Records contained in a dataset
┏━━
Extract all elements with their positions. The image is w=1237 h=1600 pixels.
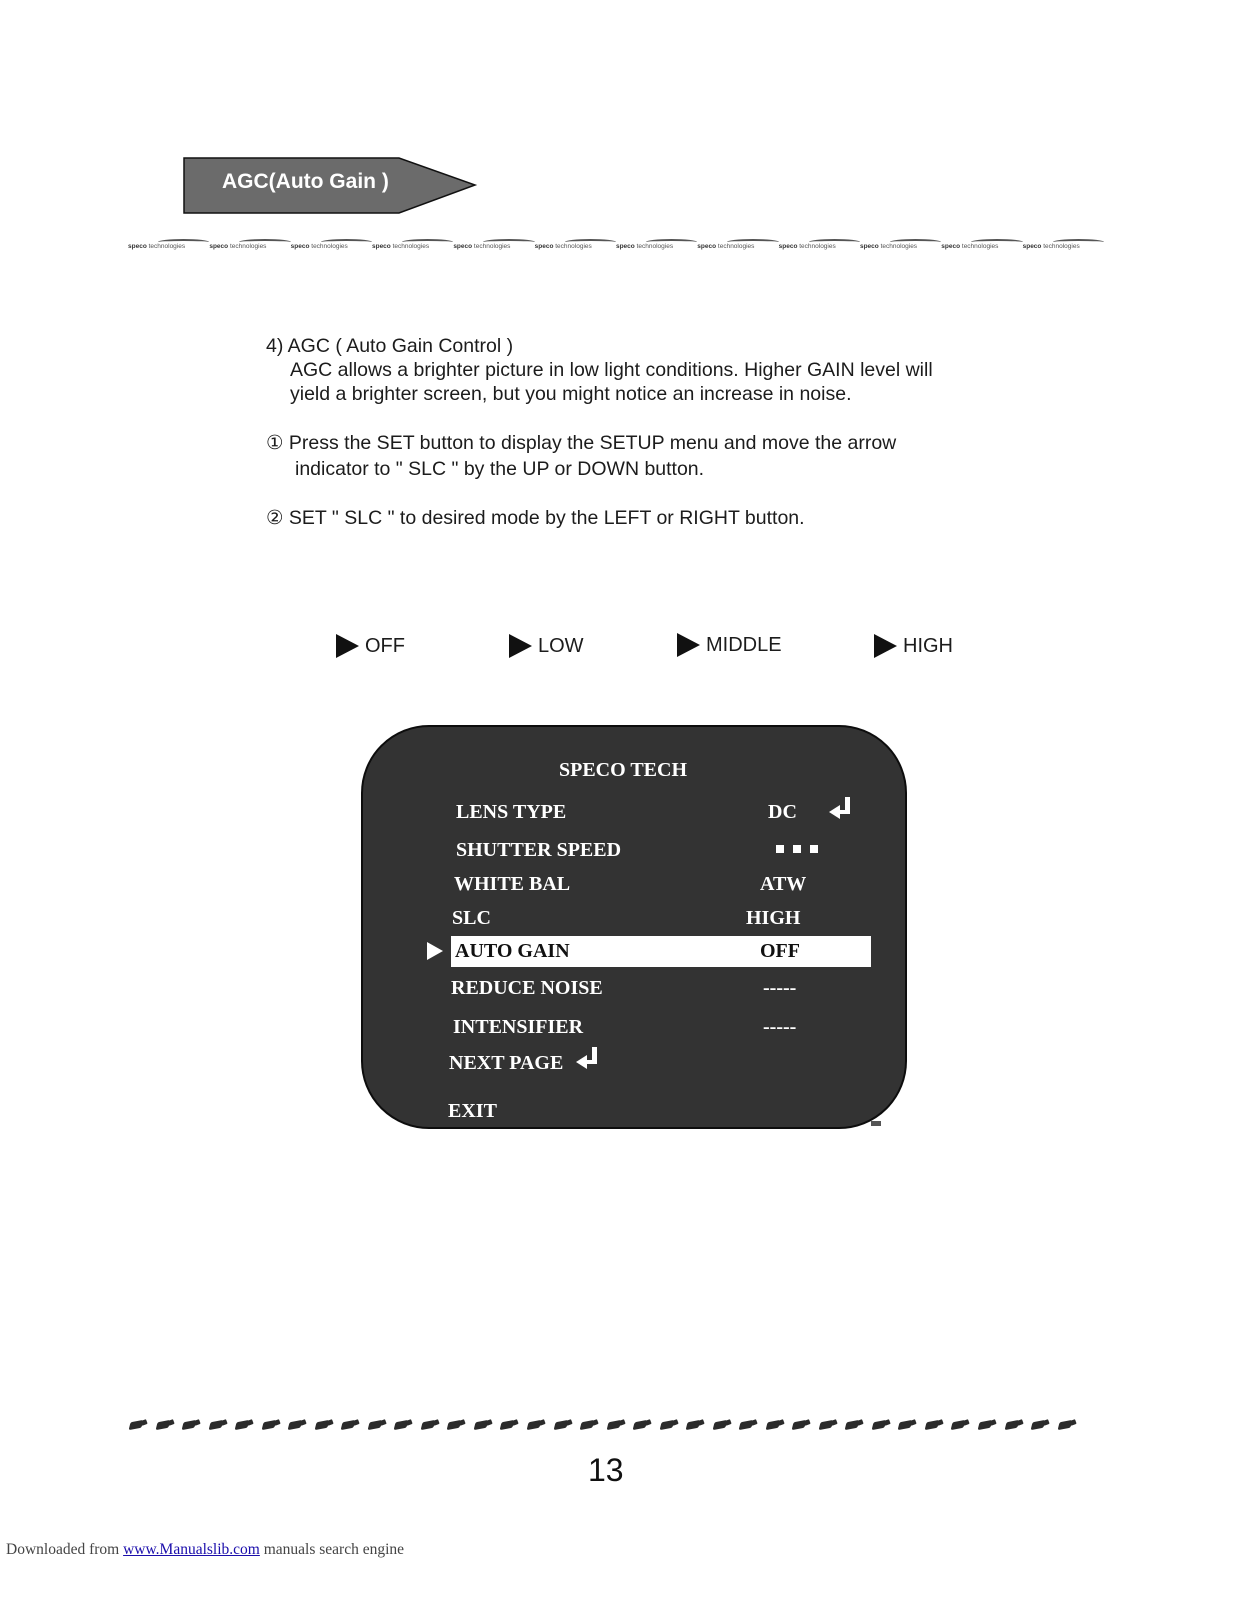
logo-text	[128, 243, 185, 250]
mode-option-off	[336, 634, 405, 658]
mode-label: LOW	[538, 634, 584, 657]
speco-logo	[453, 238, 534, 252]
manualslib-link[interactable]: www.Manualslib.com	[123, 1541, 260, 1558]
speco-logo	[1023, 238, 1104, 252]
section-description-line-2: yield a brighter screen, but you might notice an increase in noise.	[290, 383, 852, 405]
logo-text-rest: technologies	[636, 243, 674, 250]
camera-icon	[897, 1418, 924, 1436]
camera-icon	[420, 1418, 447, 1436]
logo-text	[1023, 243, 1080, 250]
logo-text-rest: technologies	[555, 243, 592, 250]
camera-icon	[340, 1418, 367, 1436]
logo-strip	[128, 238, 1104, 252]
logo-text-rest: technologies	[961, 243, 999, 250]
play-arrow-icon	[336, 634, 359, 658]
download-suffix: manuals search engine	[259, 1541, 405, 1558]
speco-logo	[372, 238, 453, 252]
value-dot-icon	[810, 845, 818, 853]
banner-label: AGC(Auto Gain )	[222, 170, 389, 193]
mode-option-high	[874, 634, 953, 658]
camera-icon	[526, 1418, 553, 1436]
osd-row-label: EXIT	[448, 1100, 497, 1122]
logo-text	[209, 243, 266, 250]
speco-logo	[535, 238, 616, 252]
logo-text-bold: speco	[859, 243, 879, 250]
logo-text-rest: technologies	[880, 243, 918, 250]
osd-row-label: SLC	[452, 907, 491, 929]
step-1-line-2: indicator to " SLC " by the UP or DOWN button.	[295, 458, 705, 480]
osd-row-value-selected: OFF	[760, 940, 800, 962]
camera-icon	[1004, 1418, 1031, 1436]
logo-text-rest: technologies	[799, 243, 836, 250]
mode-option-middle	[677, 633, 782, 657]
camera-icon	[181, 1418, 208, 1436]
speco-logo	[860, 238, 941, 252]
camera-icon	[818, 1418, 845, 1436]
camera-icon-strip	[128, 1418, 1083, 1436]
camera-icon	[155, 1418, 182, 1436]
logo-text-rest: technologies	[392, 243, 430, 250]
speco-logo	[779, 238, 860, 252]
osd-menu-screen	[361, 725, 907, 1129]
osd-row-value: -----	[763, 977, 797, 999]
osd-row-label: SHUTTER SPEED	[456, 839, 622, 861]
logo-text-rest: technologies	[1043, 243, 1080, 250]
osd-row-value: HIGH	[746, 907, 801, 929]
camera-icon	[791, 1418, 818, 1436]
speco-logo	[291, 238, 372, 252]
osd-corner-mark	[871, 1121, 881, 1126]
osd-row-value: -----	[763, 1016, 797, 1038]
camera-icon	[1030, 1418, 1057, 1436]
osd-row-label: REDUCE NOISE	[451, 977, 603, 999]
camera-icon	[765, 1418, 792, 1436]
camera-icon	[261, 1418, 288, 1436]
play-arrow-icon	[509, 634, 532, 658]
logo-text-rest: technologies	[148, 243, 186, 250]
camera-icon	[208, 1418, 235, 1436]
osd-row-label: WHITE BAL	[454, 873, 571, 895]
camera-icon	[685, 1418, 712, 1436]
osd-title: SPECO TECH	[559, 759, 687, 781]
camera-icon	[314, 1418, 341, 1436]
camera-icon	[977, 1418, 1004, 1436]
play-arrow-icon	[677, 633, 700, 657]
osd-row-value: DC	[768, 801, 797, 823]
osd-row-value: ATW	[760, 873, 807, 895]
camera-icon	[1057, 1418, 1084, 1436]
camera-icon	[924, 1418, 951, 1436]
logo-text-bold: speco	[371, 243, 391, 250]
logo-text	[779, 243, 836, 250]
download-note	[6, 1541, 404, 1559]
speco-logo	[128, 238, 209, 252]
osd-row-label: NEXT PAGE	[449, 1052, 564, 1074]
camera-icon	[473, 1418, 500, 1436]
logo-text	[535, 243, 592, 250]
logo-text-bold: speco	[615, 243, 635, 250]
camera-icon	[712, 1418, 739, 1436]
logo-text	[616, 243, 673, 250]
logo-text-bold: speco	[209, 243, 229, 250]
play-arrow-icon	[874, 634, 897, 658]
logo-text-bold: speco	[453, 243, 473, 250]
logo-text-bold: speco	[128, 243, 147, 250]
camera-icon	[128, 1418, 155, 1436]
camera-icon	[287, 1418, 314, 1436]
camera-icon	[446, 1418, 473, 1436]
speco-logo	[697, 238, 778, 252]
mode-label: MIDDLE	[706, 633, 782, 656]
logo-text	[372, 243, 429, 250]
logo-text-rest: technologies	[311, 243, 348, 250]
camera-icon	[738, 1418, 765, 1436]
step-2: ② SET " SLC " to desired mode by the LEFT or RIGHT button.	[266, 507, 805, 529]
camera-icon	[844, 1418, 871, 1436]
enter-icon	[576, 1046, 600, 1072]
camera-icon	[499, 1418, 526, 1436]
mode-option-low	[509, 634, 584, 658]
logo-text-bold: speco	[778, 243, 798, 250]
logo-text-rest: technologies	[229, 243, 267, 250]
logo-text-bold: speco	[290, 243, 310, 250]
logo-text	[697, 243, 754, 250]
logo-text	[941, 243, 998, 250]
camera-icon	[632, 1418, 659, 1436]
speco-logo	[209, 238, 290, 252]
logo-text-bold: speco	[941, 243, 961, 250]
camera-icon	[234, 1418, 261, 1436]
section-title: 4) AGC ( Auto Gain Control )	[266, 335, 514, 357]
osd-row-label: INTENSIFIER	[453, 1016, 584, 1038]
camera-icon	[393, 1418, 420, 1436]
section-description-line-1: AGC allows a brighter picture in low light conditions. Higher GAIN level will	[290, 359, 933, 381]
camera-icon	[950, 1418, 977, 1436]
speco-logo	[941, 238, 1022, 252]
camera-icon	[606, 1418, 633, 1436]
page-number: 13	[588, 1452, 624, 1488]
speco-logo	[616, 238, 697, 252]
logo-text	[860, 243, 917, 250]
value-dot-icon	[793, 845, 801, 853]
step-1-line-1: ① Press the SET button to display the SETUP menu and move the arrow	[266, 432, 897, 454]
camera-icon	[579, 1418, 606, 1436]
logo-text-rest: technologies	[717, 243, 755, 250]
osd-row-label-selected: AUTO GAIN	[455, 940, 570, 962]
logo-text-rest: technologies	[473, 243, 511, 250]
logo-text-bold: speco	[1022, 243, 1042, 250]
mode-label: OFF	[365, 634, 405, 657]
osd-row-label: LENS TYPE	[456, 801, 567, 823]
camera-icon	[871, 1418, 898, 1436]
logo-text	[453, 243, 510, 250]
camera-icon	[659, 1418, 686, 1436]
camera-icon	[553, 1418, 580, 1436]
enter-icon	[829, 796, 853, 822]
selection-pointer-icon	[427, 942, 443, 960]
logo-text	[291, 243, 348, 250]
mode-label: HIGH	[903, 634, 953, 657]
logo-text-bold: speco	[697, 243, 717, 250]
logo-text-bold: speco	[534, 243, 554, 250]
value-dot-icon	[776, 845, 784, 853]
camera-icon	[367, 1418, 394, 1436]
download-prefix: Downloaded from	[6, 1541, 124, 1558]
┗━━
» Work to complete:
Reproduce the stretch of items above, from the line that contains "243, 185, 250]" through the line that contains "1418, 924, 1436]", both included, character for character.

» Task response:
logo-text	[128, 243, 185, 250]
mode-option-off	[336, 634, 405, 658]
mode-label: LOW	[538, 634, 584, 657]
speco-logo	[453, 238, 534, 252]
manualslib-link[interactable]: www.Manualslib.com	[123, 1541, 260, 1558]
speco-logo	[1023, 238, 1104, 252]
section-description-line-2: yield a brighter screen, but you might notice an increase in noise.	[290, 383, 852, 405]
logo-text-rest: technologies	[636, 243, 674, 250]
camera-icon	[897, 1418, 924, 1436]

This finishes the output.